## Start Input

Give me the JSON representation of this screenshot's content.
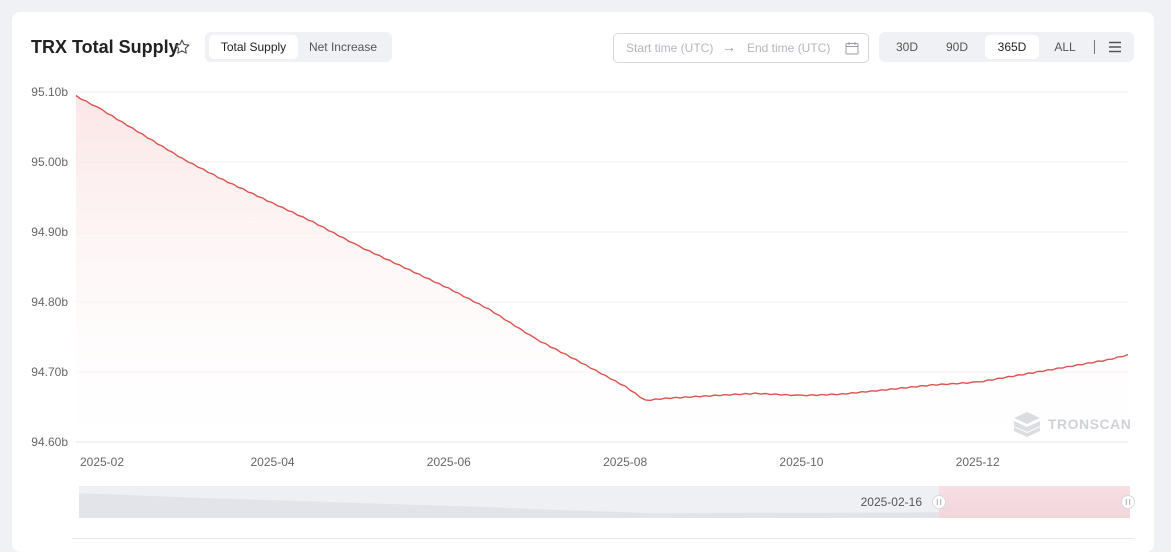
{
  "header": {
    "title": "TRX Total Supply",
    "star_icon": "star-outline-icon",
    "tabs": [
      {
        "label": "Total Supply",
        "active": true
      },
      {
        "label": "Net Increase",
        "active": false
      }
    ],
    "date_range": {
      "start_placeholder": "Start time (UTC)",
      "end_placeholder": "End time (UTC)",
      "arrow": "→",
      "calendar_icon": "calendar-icon"
    },
    "periods": [
      {
        "label": "30D",
        "active": false
      },
      {
        "label": "90D",
        "active": false
      },
      {
        "label": "365D",
        "active": true
      },
      {
        "label": "ALL",
        "active": false
      }
    ],
    "menu_icon": "hamburger-menu-icon"
  },
  "watermark": "TRONSCAN",
  "slider": {
    "start_label": "2025-02-16"
  },
  "colors": {
    "line": "#d9534f",
    "area_top": "#fbe3e3",
    "accent": "#c23531"
  },
  "chart_data": {
    "type": "area",
    "title": "",
    "xlabel": "",
    "ylabel": "",
    "y_unit": "b",
    "ylim": [
      94.6,
      95.1
    ],
    "y_ticks": [
      "95.10b",
      "95.00b",
      "94.90b",
      "94.80b",
      "94.70b",
      "94.60b"
    ],
    "x_tick_labels": [
      "2025-02",
      "2025-04",
      "2025-06",
      "2025-08",
      "2025-10",
      "2025-12"
    ],
    "x_range": [
      "2025-01-23",
      "2026-01-22"
    ],
    "grid": true,
    "series": [
      {
        "x": [
          "2025-01-23",
          "2025-02-01",
          "2025-02-15",
          "2025-03-01",
          "2025-03-15",
          "2025-04-01",
          "2025-04-15",
          "2025-05-01",
          "2025-05-15",
          "2025-06-01",
          "2025-06-15",
          "2025-07-01",
          "2025-07-15",
          "2025-08-01",
          "2025-08-08",
          "2025-08-15",
          "2025-09-01",
          "2025-09-15",
          "2025-10-01",
          "2025-10-15",
          "2025-11-01",
          "2025-11-15",
          "2025-12-01",
          "2025-12-15",
          "2026-01-01",
          "2026-01-15",
          "2026-01-22"
        ],
        "values": [
          95.095,
          95.075,
          95.04,
          95.005,
          94.975,
          94.942,
          94.915,
          94.88,
          94.853,
          94.82,
          94.79,
          94.748,
          94.718,
          94.68,
          94.66,
          94.663,
          94.667,
          94.67,
          94.667,
          94.669,
          94.676,
          94.682,
          94.686,
          94.696,
          94.708,
          94.718,
          94.725
        ]
      }
    ]
  }
}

## End Input

§ **Exercise**
Quote the material in full and exactly; do not carry over its pictures.

§ **Result of the exercise**
Give me the JSON representation of this screenshot's content.
{
  "header": {
    "title": "TRX Total Supply",
    "star_icon": "star-outline-icon",
    "tabs": [
      {
        "label": "Total Supply",
        "active": true
      },
      {
        "label": "Net Increase",
        "active": false
      }
    ],
    "date_range": {
      "start_placeholder": "Start time (UTC)",
      "end_placeholder": "End time (UTC)",
      "arrow": "→",
      "calendar_icon": "calendar-icon"
    },
    "periods": [
      {
        "label": "30D",
        "active": false
      },
      {
        "label": "90D",
        "active": false
      },
      {
        "label": "365D",
        "active": true
      },
      {
        "label": "ALL",
        "active": false
      }
    ],
    "menu_icon": "hamburger-menu-icon"
  },
  "watermark": "TRONSCAN",
  "slider": {
    "start_label": "2025-02-16"
  },
  "colors": {
    "line": "#d9534f",
    "area_top": "#fbe3e3",
    "accent": "#c23531"
  },
  "chart_data": {
    "type": "area",
    "title": "",
    "xlabel": "",
    "ylabel": "",
    "y_unit": "b",
    "ylim": [
      94.6,
      95.1
    ],
    "y_ticks": [
      "95.10b",
      "95.00b",
      "94.90b",
      "94.80b",
      "94.70b",
      "94.60b"
    ],
    "x_tick_labels": [
      "2025-02",
      "2025-04",
      "2025-06",
      "2025-08",
      "2025-10",
      "2025-12"
    ],
    "x_range": [
      "2025-01-23",
      "2026-01-22"
    ],
    "grid": true,
    "series": [
      {
        "x": [
          "2025-01-23",
          "2025-02-01",
          "2025-02-15",
          "2025-03-01",
          "2025-03-15",
          "2025-04-01",
          "2025-04-15",
          "2025-05-01",
          "2025-05-15",
          "2025-06-01",
          "2025-06-15",
          "2025-07-01",
          "2025-07-15",
          "2025-08-01",
          "2025-08-08",
          "2025-08-15",
          "2025-09-01",
          "2025-09-15",
          "2025-10-01",
          "2025-10-15",
          "2025-11-01",
          "2025-11-15",
          "2025-12-01",
          "2025-12-15",
          "2026-01-01",
          "2026-01-15",
          "2026-01-22"
        ],
        "values": [
          95.095,
          95.075,
          95.04,
          95.005,
          94.975,
          94.942,
          94.915,
          94.88,
          94.853,
          94.82,
          94.79,
          94.748,
          94.718,
          94.68,
          94.66,
          94.663,
          94.667,
          94.67,
          94.667,
          94.669,
          94.676,
          94.682,
          94.686,
          94.696,
          94.708,
          94.718,
          94.725
        ]
      }
    ]
  }
}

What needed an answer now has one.